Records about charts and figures
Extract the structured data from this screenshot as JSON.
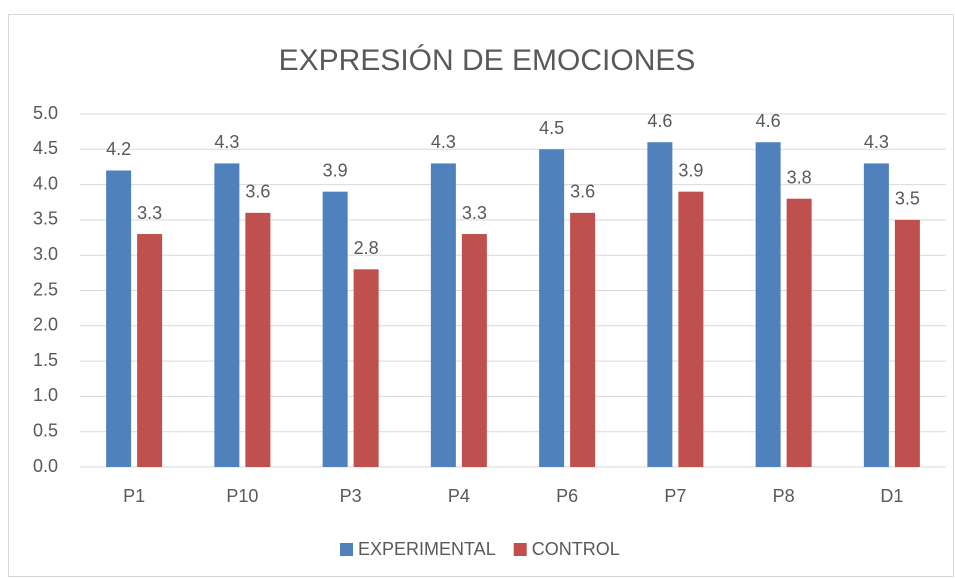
{
  "chart_data": {
    "type": "bar",
    "title": "EXPRESIÓN DE EMOCIONES",
    "categories": [
      "P1",
      "P10",
      "P3",
      "P4",
      "P6",
      "P7",
      "P8",
      "D1"
    ],
    "series": [
      {
        "name": "EXPERIMENTAL",
        "color": "#4f81bd",
        "values": [
          4.2,
          4.3,
          3.9,
          4.3,
          4.5,
          4.6,
          4.6,
          4.3
        ]
      },
      {
        "name": "CONTROL",
        "color": "#c0504d",
        "values": [
          3.3,
          3.6,
          2.8,
          3.3,
          3.6,
          3.9,
          3.8,
          3.5
        ]
      }
    ],
    "ylim": [
      0,
      5
    ],
    "yticks": [
      {
        "value": 0,
        "label": "0.0"
      },
      {
        "value": 0.5,
        "label": "0.5"
      },
      {
        "value": 1,
        "label": "1.0"
      },
      {
        "value": 1.5,
        "label": "1.5"
      },
      {
        "value": 2,
        "label": "2.0"
      },
      {
        "value": 2.5,
        "label": "2.5"
      },
      {
        "value": 3,
        "label": "3.0"
      },
      {
        "value": 3.5,
        "label": "3.5"
      },
      {
        "value": 4,
        "label": "4.0"
      },
      {
        "value": 4.5,
        "label": "4.5"
      },
      {
        "value": 5,
        "label": "5.0"
      }
    ],
    "grid": true,
    "legend": "bottom"
  }
}
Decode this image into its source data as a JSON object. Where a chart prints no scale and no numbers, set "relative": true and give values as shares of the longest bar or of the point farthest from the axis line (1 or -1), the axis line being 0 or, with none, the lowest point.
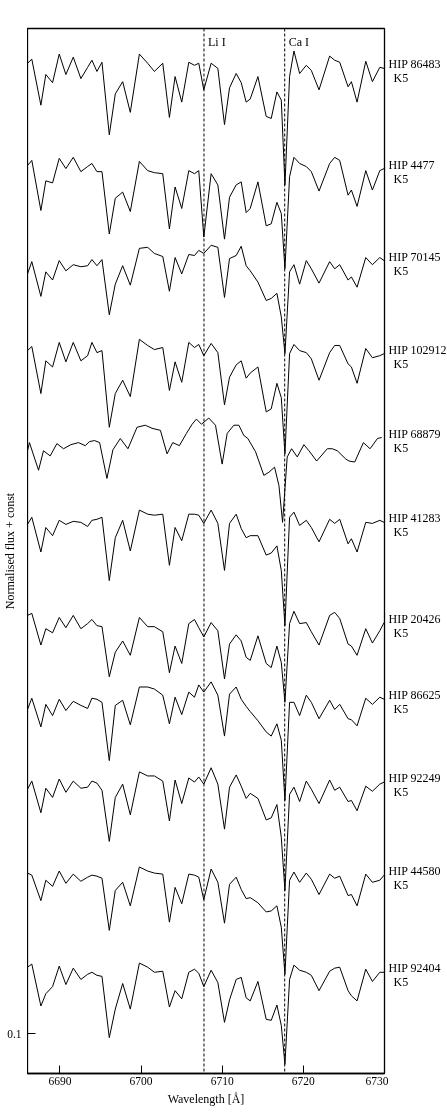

--- Written instruction ---
Restate the whole listing above exactly, except for its images.

--- Worked answer ---
Extract the structured data from this screenshot as JSON.
{
  "chart_data": {
    "type": "bar",
    "title": "EXPRESIÓN DE EMOCIONES",
    "categories": [
      "P1",
      "P10",
      "P3",
      "P4",
      "P6",
      "P7",
      "P8",
      "D1"
    ],
    "series": [
      {
        "name": "EXPERIMENTAL",
        "color": "#4f81bd",
        "values": [
          4.2,
          4.3,
          3.9,
          4.3,
          4.5,
          4.6,
          4.6,
          4.3
        ]
      },
      {
        "name": "CONTROL",
        "color": "#c0504d",
        "values": [
          3.3,
          3.6,
          2.8,
          3.3,
          3.6,
          3.9,
          3.8,
          3.5
        ]
      }
    ],
    "ylim": [
      0,
      5
    ],
    "yticks": [
      {
        "value": 0,
        "label": "0.0"
      },
      {
        "value": 0.5,
        "label": "0.5"
      },
      {
        "value": 1,
        "label": "1.0"
      },
      {
        "value": 1.5,
        "label": "1.5"
      },
      {
        "value": 2,
        "label": "2.0"
      },
      {
        "value": 2.5,
        "label": "2.5"
      },
      {
        "value": 3,
        "label": "3.0"
      },
      {
        "value": 3.5,
        "label": "3.5"
      },
      {
        "value": 4,
        "label": "4.0"
      },
      {
        "value": 4.5,
        "label": "4.5"
      },
      {
        "value": 5,
        "label": "5.0"
      }
    ],
    "grid": true,
    "legend": "bottom"
  }
}
Decode this image into its source data as a JSON object. Where a chart prints no scale and no numbers, set "relative": true and give values as shares of the longest bar or of the point farthest from the axis line (1 or -1), the axis line being 0 or, with none, the lowest point.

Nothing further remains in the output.